**DATA EXTRACT**.
* * * * *
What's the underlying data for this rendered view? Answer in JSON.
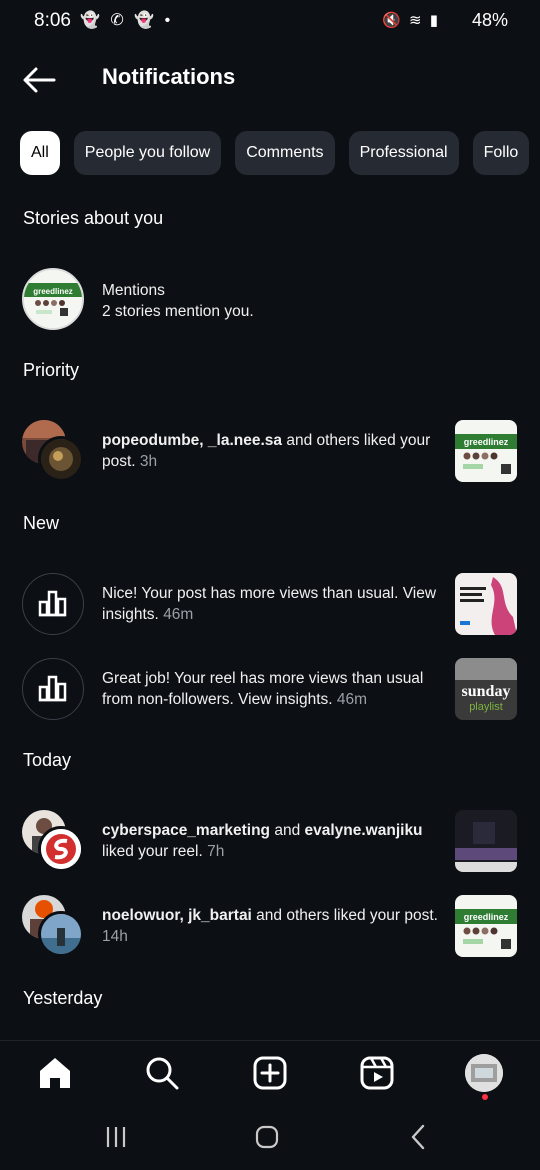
{
  "status_bar": {
    "time": "8:06",
    "left_icons": "👻 ✆ 👻 •",
    "battery": "48%"
  },
  "header": {
    "title": "Notifications"
  },
  "filters": [
    {
      "label": "All"
    },
    {
      "label": "People you follow"
    },
    {
      "label": "Comments"
    },
    {
      "label": "Professional"
    },
    {
      "label": "Follo"
    }
  ],
  "sections": {
    "stories": "Stories about you",
    "priority": "Priority",
    "new": "New",
    "today": "Today",
    "yesterday": "Yesterday"
  },
  "mentions": {
    "title": "Mentions",
    "subtitle": "2 stories mention you."
  },
  "priority_item": {
    "users": "popeodumbe, _la.nee.sa",
    "action": " and others liked your post.",
    "time": "3h"
  },
  "new_items": [
    {
      "text": "Nice! Your post has more views than usual. View insights.",
      "time": "46m"
    },
    {
      "text": "Great job! Your reel has more views than usual from non-followers. View insights.",
      "time": "46m"
    }
  ],
  "today_items": [
    {
      "user1": "cyberspace_marketing",
      "mid": " and ",
      "user2": "evalyne.wanjiku",
      "action": " liked your reel.",
      "time": "7h"
    },
    {
      "users": "noelowuor, jk_bartai",
      "action": " and others liked your post.",
      "time": "14h"
    }
  ],
  "thumbnails": {
    "greedlinez": "greedlinez",
    "sunday_top": "sunday",
    "sunday_bottom": "playlist"
  },
  "colors": {
    "background": "#0c0f14",
    "chip": "#262a33",
    "muted": "#9aa0a6",
    "notification_dot": "#ff3040"
  }
}
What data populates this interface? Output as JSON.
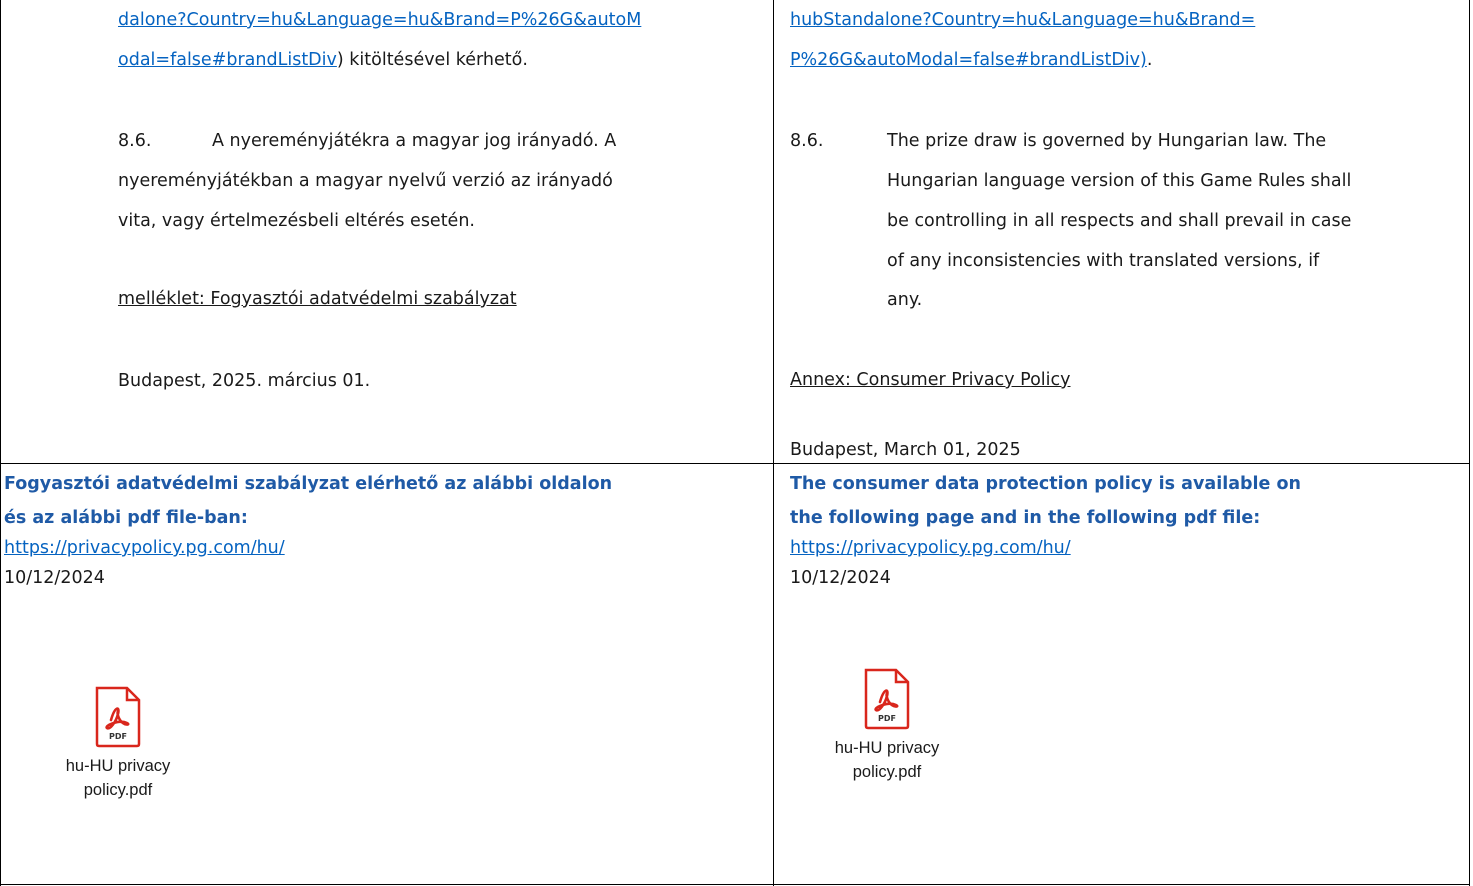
{
  "left": {
    "link_line1": "dalone?Country=hu&Language=hu&Brand=P%26G&autoM",
    "link_line2": "odal=false#brandListDiv",
    "after_link": ") kitöltésével kérhető.",
    "section_num": "8.6.",
    "section_l1": "A nyereményjátékra a magyar jog irányadó. A",
    "section_l2": "nyereményjátékban a magyar nyelvű verzió az irányadó",
    "section_l3": "vita, vagy értelmezésbeli eltérés esetén.",
    "annex": "melléklet: Fogyasztói adatvédelmi szabályzat",
    "date": "Budapest, 2025. március 01.",
    "policy_heading_l1": "Fogyasztói adatvédelmi szabályzat elérhető az alábbi oldalon",
    "policy_heading_l2": "és az alábbi pdf file-ban:",
    "policy_url": "https://privacypolicy.pg.com/hu/",
    "policy_date": "10/12/2024",
    "pdf_label_l1": "hu-HU privacy",
    "pdf_label_l2": "policy.pdf"
  },
  "right": {
    "link_line1": "hubStandalone?Country=hu&Language=hu&Brand=",
    "link_line2": "P%26G&autoModal=false#brandListDiv)",
    "after_link": ".",
    "section_num": "8.6.",
    "section_l1": "The prize draw is governed by Hungarian law. The",
    "section_l2": "Hungarian language version of this Game Rules shall",
    "section_l3": "be controlling in all respects and shall prevail in case",
    "section_l4": "of any inconsistencies with translated versions, if",
    "section_l5": "any.",
    "annex": "Annex: Consumer Privacy Policy",
    "date": "Budapest, March 01, 2025",
    "policy_heading_l1": "The consumer data protection policy is available on",
    "policy_heading_l2": "the following page and in the following pdf file:",
    "policy_url": "https://privacypolicy.pg.com/hu/",
    "policy_date": "10/12/2024",
    "pdf_label_l1": "hu-HU privacy",
    "pdf_label_l2": "policy.pdf"
  },
  "icons": {
    "pdf": "pdf-file-icon",
    "pdf_badge": "PDF"
  },
  "colors": {
    "link": "#0563c1",
    "heading": "#1f5aa6",
    "pdf_red": "#d9261c"
  }
}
* * * * *
**AIM**.
Pictures stay out of the copy; please restate every record above exactly.

**SOLUTION FOR THIS TASK**.
What's the underlying data for this rendered view? Answer in JSON.
{
  "status_bar": {
    "time": "8:06",
    "left_icons": "👻 ✆ 👻 •",
    "battery": "48%"
  },
  "header": {
    "title": "Notifications"
  },
  "filters": [
    {
      "label": "All"
    },
    {
      "label": "People you follow"
    },
    {
      "label": "Comments"
    },
    {
      "label": "Professional"
    },
    {
      "label": "Follo"
    }
  ],
  "sections": {
    "stories": "Stories about you",
    "priority": "Priority",
    "new": "New",
    "today": "Today",
    "yesterday": "Yesterday"
  },
  "mentions": {
    "title": "Mentions",
    "subtitle": "2 stories mention you."
  },
  "priority_item": {
    "users": "popeodumbe, _la.nee.sa",
    "action": " and others liked your post.",
    "time": "3h"
  },
  "new_items": [
    {
      "text": "Nice! Your post has more views than usual. View insights.",
      "time": "46m"
    },
    {
      "text": "Great job! Your reel has more views than usual from non-followers. View insights.",
      "time": "46m"
    }
  ],
  "today_items": [
    {
      "user1": "cyberspace_marketing",
      "mid": " and ",
      "user2": "evalyne.wanjiku",
      "action": " liked your reel.",
      "time": "7h"
    },
    {
      "users": "noelowuor, jk_bartai",
      "action": " and others liked your post.",
      "time": "14h"
    }
  ],
  "thumbnails": {
    "greedlinez": "greedlinez",
    "sunday_top": "sunday",
    "sunday_bottom": "playlist"
  },
  "colors": {
    "background": "#0c0f14",
    "chip": "#262a33",
    "muted": "#9aa0a6",
    "notification_dot": "#ff3040"
  }
}
What data populates this interface? Output as JSON.
{
  "left": {
    "link_line1": "dalone?Country=hu&Language=hu&Brand=P%26G&autoM",
    "link_line2": "odal=false#brandListDiv",
    "after_link": ") kitöltésével kérhető.",
    "section_num": "8.6.",
    "section_l1": "A nyereményjátékra a magyar jog irányadó. A",
    "section_l2": "nyereményjátékban a magyar nyelvű verzió az irányadó",
    "section_l3": "vita, vagy értelmezésbeli eltérés esetén.",
    "annex": "melléklet: Fogyasztói adatvédelmi szabályzat",
    "date": "Budapest, 2025. március 01.",
    "policy_heading_l1": "Fogyasztói adatvédelmi szabályzat elérhető az alábbi oldalon",
    "policy_heading_l2": "és az alábbi pdf file-ban:",
    "policy_url": "https://privacypolicy.pg.com/hu/",
    "policy_date": "10/12/2024",
    "pdf_label_l1": "hu-HU privacy",
    "pdf_label_l2": "policy.pdf"
  },
  "right": {
    "link_line1": "hubStandalone?Country=hu&Language=hu&Brand=",
    "link_line2": "P%26G&autoModal=false#brandListDiv)",
    "after_link": ".",
    "section_num": "8.6.",
    "section_l1": "The prize draw is governed by Hungarian law. The",
    "section_l2": "Hungarian language version of this Game Rules shall",
    "section_l3": "be controlling in all respects and shall prevail in case",
    "section_l4": "of any inconsistencies with translated versions, if",
    "section_l5": "any.",
    "annex": "Annex: Consumer Privacy Policy",
    "date": "Budapest, March 01, 2025",
    "policy_heading_l1": "The consumer data protection policy is available on",
    "policy_heading_l2": "the following page and in the following pdf file:",
    "policy_url": "https://privacypolicy.pg.com/hu/",
    "policy_date": "10/12/2024",
    "pdf_label_l1": "hu-HU privacy",
    "pdf_label_l2": "policy.pdf"
  },
  "icons": {
    "pdf": "pdf-file-icon",
    "pdf_badge": "PDF"
  },
  "colors": {
    "link": "#0563c1",
    "heading": "#1f5aa6",
    "pdf_red": "#d9261c"
  }
}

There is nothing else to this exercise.